_About this exercise_
Please make an exact transcription of all the data that follows.

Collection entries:
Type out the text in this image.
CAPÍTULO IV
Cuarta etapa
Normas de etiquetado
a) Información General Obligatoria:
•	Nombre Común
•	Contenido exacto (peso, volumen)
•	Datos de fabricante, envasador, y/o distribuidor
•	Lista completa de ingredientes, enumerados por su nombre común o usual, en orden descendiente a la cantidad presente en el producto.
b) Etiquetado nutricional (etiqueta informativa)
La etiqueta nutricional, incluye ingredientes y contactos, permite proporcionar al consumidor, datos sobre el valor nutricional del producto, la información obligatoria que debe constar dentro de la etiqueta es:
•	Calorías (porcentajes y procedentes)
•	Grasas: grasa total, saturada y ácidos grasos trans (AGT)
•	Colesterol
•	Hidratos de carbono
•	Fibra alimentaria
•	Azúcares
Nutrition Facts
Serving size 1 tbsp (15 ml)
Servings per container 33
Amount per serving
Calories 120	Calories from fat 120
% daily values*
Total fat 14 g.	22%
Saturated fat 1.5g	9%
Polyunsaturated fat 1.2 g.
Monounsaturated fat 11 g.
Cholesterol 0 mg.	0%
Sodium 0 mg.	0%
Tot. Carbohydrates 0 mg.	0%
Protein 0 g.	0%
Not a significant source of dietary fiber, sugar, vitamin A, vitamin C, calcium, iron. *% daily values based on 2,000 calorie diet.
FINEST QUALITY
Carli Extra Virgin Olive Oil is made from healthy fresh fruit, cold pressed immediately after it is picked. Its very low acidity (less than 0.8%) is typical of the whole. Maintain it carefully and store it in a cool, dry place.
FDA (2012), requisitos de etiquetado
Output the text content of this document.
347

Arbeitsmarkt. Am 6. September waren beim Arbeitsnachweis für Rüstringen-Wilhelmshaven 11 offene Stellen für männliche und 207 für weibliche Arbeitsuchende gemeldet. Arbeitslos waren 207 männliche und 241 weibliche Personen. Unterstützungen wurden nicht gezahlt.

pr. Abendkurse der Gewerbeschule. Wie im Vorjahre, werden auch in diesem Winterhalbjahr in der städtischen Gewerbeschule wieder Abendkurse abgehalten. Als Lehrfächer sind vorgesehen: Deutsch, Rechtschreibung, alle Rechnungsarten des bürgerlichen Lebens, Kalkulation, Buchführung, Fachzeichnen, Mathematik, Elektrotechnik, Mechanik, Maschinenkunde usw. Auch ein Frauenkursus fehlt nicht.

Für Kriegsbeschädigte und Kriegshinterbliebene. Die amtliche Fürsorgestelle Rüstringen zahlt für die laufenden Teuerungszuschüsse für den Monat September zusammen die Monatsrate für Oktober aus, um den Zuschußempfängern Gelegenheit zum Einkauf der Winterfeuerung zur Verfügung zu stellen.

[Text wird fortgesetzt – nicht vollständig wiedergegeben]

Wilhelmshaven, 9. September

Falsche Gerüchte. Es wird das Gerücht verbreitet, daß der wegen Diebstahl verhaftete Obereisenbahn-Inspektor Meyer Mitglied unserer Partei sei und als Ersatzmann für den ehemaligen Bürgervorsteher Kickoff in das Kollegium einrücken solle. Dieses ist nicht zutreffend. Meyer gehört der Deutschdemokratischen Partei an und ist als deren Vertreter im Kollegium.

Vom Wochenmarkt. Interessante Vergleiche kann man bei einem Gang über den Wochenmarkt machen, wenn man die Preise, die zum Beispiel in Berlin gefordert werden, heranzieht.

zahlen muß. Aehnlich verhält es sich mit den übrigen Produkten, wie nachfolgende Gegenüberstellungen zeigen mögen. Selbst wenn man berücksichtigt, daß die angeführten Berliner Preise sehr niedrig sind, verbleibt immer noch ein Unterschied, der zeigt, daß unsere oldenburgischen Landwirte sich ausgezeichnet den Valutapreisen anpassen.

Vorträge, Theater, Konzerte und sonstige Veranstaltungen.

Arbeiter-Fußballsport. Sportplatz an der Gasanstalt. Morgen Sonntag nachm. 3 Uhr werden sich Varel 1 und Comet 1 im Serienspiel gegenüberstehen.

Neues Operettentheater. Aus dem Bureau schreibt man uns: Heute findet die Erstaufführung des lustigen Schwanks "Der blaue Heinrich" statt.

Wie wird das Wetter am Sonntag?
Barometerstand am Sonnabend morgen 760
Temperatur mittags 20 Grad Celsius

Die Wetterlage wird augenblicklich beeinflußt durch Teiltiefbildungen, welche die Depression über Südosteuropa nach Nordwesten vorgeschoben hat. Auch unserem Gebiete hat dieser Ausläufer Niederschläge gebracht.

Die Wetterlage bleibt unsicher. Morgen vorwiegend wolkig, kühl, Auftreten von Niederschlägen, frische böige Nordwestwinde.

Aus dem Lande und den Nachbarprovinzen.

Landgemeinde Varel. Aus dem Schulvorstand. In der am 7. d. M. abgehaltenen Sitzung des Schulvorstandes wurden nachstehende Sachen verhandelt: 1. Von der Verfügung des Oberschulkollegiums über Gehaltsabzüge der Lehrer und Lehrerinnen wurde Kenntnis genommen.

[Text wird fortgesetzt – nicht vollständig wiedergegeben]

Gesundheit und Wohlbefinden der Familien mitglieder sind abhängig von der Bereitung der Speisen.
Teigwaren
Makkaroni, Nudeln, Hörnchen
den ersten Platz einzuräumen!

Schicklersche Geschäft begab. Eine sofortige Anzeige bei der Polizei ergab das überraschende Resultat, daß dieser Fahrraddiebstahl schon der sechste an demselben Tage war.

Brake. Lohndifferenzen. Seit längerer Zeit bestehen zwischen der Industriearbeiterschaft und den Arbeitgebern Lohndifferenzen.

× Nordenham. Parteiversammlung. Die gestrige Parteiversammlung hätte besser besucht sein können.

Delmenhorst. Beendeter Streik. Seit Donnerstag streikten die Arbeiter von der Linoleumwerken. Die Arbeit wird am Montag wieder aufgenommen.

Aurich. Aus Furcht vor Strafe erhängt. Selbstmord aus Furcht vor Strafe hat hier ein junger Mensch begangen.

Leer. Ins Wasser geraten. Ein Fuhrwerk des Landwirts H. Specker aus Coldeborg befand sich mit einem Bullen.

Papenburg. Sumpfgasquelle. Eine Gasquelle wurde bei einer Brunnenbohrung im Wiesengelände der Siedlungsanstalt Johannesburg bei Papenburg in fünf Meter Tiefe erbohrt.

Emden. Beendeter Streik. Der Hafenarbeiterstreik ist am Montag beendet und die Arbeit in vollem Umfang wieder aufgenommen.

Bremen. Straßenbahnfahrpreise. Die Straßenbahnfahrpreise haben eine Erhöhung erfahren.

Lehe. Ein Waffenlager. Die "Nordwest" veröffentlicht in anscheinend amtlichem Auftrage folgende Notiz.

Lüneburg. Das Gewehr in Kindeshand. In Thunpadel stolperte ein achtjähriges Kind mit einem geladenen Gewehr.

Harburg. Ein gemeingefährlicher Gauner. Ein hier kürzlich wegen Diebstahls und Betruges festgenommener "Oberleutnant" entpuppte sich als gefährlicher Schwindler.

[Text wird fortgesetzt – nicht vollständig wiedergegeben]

_Solved exercise_
Type out the text in this image.
CAPÍTULO IV
Cuarta etapa
Normas de etiquetado
a) Información General Obligatoria:
•	Nombre Común
•	Contenido exacto (peso, volumen)
•	Datos de fabricante, envasador, y/o distribuidor
•	Lista completa de ingredientes, enumerados por su nombre común o usual, en orden descendiente a la cantidad presente en el producto.
b) Etiquetado nutricional (etiqueta informativa)
La etiqueta nutricional, incluye ingredientes y contactos, permite proporcionar al consumidor, datos sobre el valor nutricional del producto, la información obligatoria que debe constar dentro de la etiqueta es:
•	Calorías (porcentajes y procedentes)
•	Grasas: grasa total, saturada y ácidos grasos trans (AGT)
•	Colesterol
•	Hidratos de carbono
•	Fibra alimentaria
•	Azúcares
Nutrition Facts
Serving size 1 tbsp (15 ml)
Servings per container 33
Amount per serving
Calories 120	Calories from fat 120
% daily values*
Total fat 14 g.	22%
Saturated fat 1.5g	9%
Polyunsaturated fat 1.2 g.
Monounsaturated fat 11 g.
Cholesterol 0 mg.	0%
Sodium 0 mg.	0%
Tot. Carbohydrates 0 mg.	0%
Protein 0 g.	0%
Not a significant source of dietary fiber, sugar, vitamin A, vitamin C, calcium, iron. *% daily values based on 2,000 calorie diet.
FINEST QUALITY
Carli Extra Virgin Olive Oil is made from healthy fresh fruit, cold pressed immediately after it is picked. Its very low acidity (less than 0.8%) is typical of the whole. Maintain it carefully and store it in a cool, dry place.
FDA (2012), requisitos de etiquetado
Output the text content of this document.
347

Arbeitsmarkt. Am 6. September waren beim Arbeitsnachweis für Rüstringen-Wilhelmshaven 11 offene Stellen für männliche und 207 für weibliche Arbeitsuchende gemeldet. Arbeitslos waren 207 männliche und 241 weibliche Personen. Unterstützungen wurden nicht gezahlt.

pr. Abendkurse der Gewerbeschule. Wie im Vorjahre, werden auch in diesem Winterhalbjahr in der städtischen Gewerbeschule wieder Abendkurse abgehalten. Als Lehrfächer sind vorgesehen: Deutsch, Rechtschreibung, alle Rechnungsarten des bürgerlichen Lebens, Kalkulation, Buchführung, Fachzeichnen, Mathematik, Elektrotechnik, Mechanik, Maschinenkunde usw. Auch ein Frauenkursus fehlt nicht.

Für Kriegsbeschädigte und Kriegshinterbliebene. Die amtliche Fürsorgestelle Rüstringen zahlt für die laufenden Teuerungszuschüsse für den Monat September zusammen die Monatsrate für Oktober aus, um den Zuschußempfängern Gelegenheit zum Einkauf der Winterfeuerung zur Verfügung zu stellen.

[Text wird fortgesetzt – nicht vollständig wiedergegeben]

Wilhelmshaven, 9. September

Falsche Gerüchte. Es wird das Gerücht verbreitet, daß der wegen Diebstahl verhaftete Obereisenbahn-Inspektor Meyer Mitglied unserer Partei sei und als Ersatzmann für den ehemaligen Bürgervorsteher Kickoff in das Kollegium einrücken solle. Dieses ist nicht zutreffend. Meyer gehört der Deutschdemokratischen Partei an und ist als deren Vertreter im Kollegium.

Vom Wochenmarkt. Interessante Vergleiche kann man bei einem Gang über den Wochenmarkt machen, wenn man die Preise, die zum Beispiel in Berlin gefordert werden, heranzieht.

zahlen muß. Aehnlich verhält es sich mit den übrigen Produkten, wie nachfolgende Gegenüberstellungen zeigen mögen. Selbst wenn man berücksichtigt, daß die angeführten Berliner Preise sehr niedrig sind, verbleibt immer noch ein Unterschied, der zeigt, daß unsere oldenburgischen Landwirte sich ausgezeichnet den Valutapreisen anpassen.

Vorträge, Theater, Konzerte und sonstige Veranstaltungen.

Arbeiter-Fußballsport. Sportplatz an der Gasanstalt. Morgen Sonntag nachm. 3 Uhr werden sich Varel 1 und Comet 1 im Serienspiel gegenüberstehen.

Neues Operettentheater. Aus dem Bureau schreibt man uns: Heute findet die Erstaufführung des lustigen Schwanks "Der blaue Heinrich" statt.

Wie wird das Wetter am Sonntag?
Barometerstand am Sonnabend morgen 760
Temperatur mittags 20 Grad Celsius

Die Wetterlage wird augenblicklich beeinflußt durch Teiltiefbildungen, welche die Depression über Südosteuropa nach Nordwesten vorgeschoben hat. Auch unserem Gebiete hat dieser Ausläufer Niederschläge gebracht.

Die Wetterlage bleibt unsicher. Morgen vorwiegend wolkig, kühl, Auftreten von Niederschlägen, frische böige Nordwestwinde.

Aus dem Lande und den Nachbarprovinzen.

Landgemeinde Varel. Aus dem Schulvorstand. In der am 7. d. M. abgehaltenen Sitzung des Schulvorstandes wurden nachstehende Sachen verhandelt: 1. Von der Verfügung des Oberschulkollegiums über Gehaltsabzüge der Lehrer und Lehrerinnen wurde Kenntnis genommen.

[Text wird fortgesetzt – nicht vollständig wiedergegeben]

Gesundheit und Wohlbefinden der Familien mitglieder sind abhängig von der Bereitung der Speisen.
Teigwaren
Makkaroni, Nudeln, Hörnchen
den ersten Platz einzuräumen!

Schicklersche Geschäft begab. Eine sofortige Anzeige bei der Polizei ergab das überraschende Resultat, daß dieser Fahrraddiebstahl schon der sechste an demselben Tage war.

Brake. Lohndifferenzen. Seit längerer Zeit bestehen zwischen der Industriearbeiterschaft und den Arbeitgebern Lohndifferenzen.

× Nordenham. Parteiversammlung. Die gestrige Parteiversammlung hätte besser besucht sein können.

Delmenhorst. Beendeter Streik. Seit Donnerstag streikten die Arbeiter von der Linoleumwerken. Die Arbeit wird am Montag wieder aufgenommen.

Aurich. Aus Furcht vor Strafe erhängt. Selbstmord aus Furcht vor Strafe hat hier ein junger Mensch begangen.

Leer. Ins Wasser geraten. Ein Fuhrwerk des Landwirts H. Specker aus Coldeborg befand sich mit einem Bullen.

Papenburg. Sumpfgasquelle. Eine Gasquelle wurde bei einer Brunnenbohrung im Wiesengelände der Siedlungsanstalt Johannesburg bei Papenburg in fünf Meter Tiefe erbohrt.

Emden. Beendeter Streik. Der Hafenarbeiterstreik ist am Montag beendet und die Arbeit in vollem Umfang wieder aufgenommen.

Bremen. Straßenbahnfahrpreise. Die Straßenbahnfahrpreise haben eine Erhöhung erfahren.

Lehe. Ein Waffenlager. Die "Nordwest" veröffentlicht in anscheinend amtlichem Auftrage folgende Notiz.

Lüneburg. Das Gewehr in Kindeshand. In Thunpadel stolperte ein achtjähriges Kind mit einem geladenen Gewehr.

Harburg. Ein gemeingefährlicher Gauner. Ein hier kürzlich wegen Diebstahls und Betruges festgenommener "Oberleutnant" entpuppte sich als gefährlicher Schwindler.

[Text wird fortgesetzt – nicht vollständig wiedergegeben]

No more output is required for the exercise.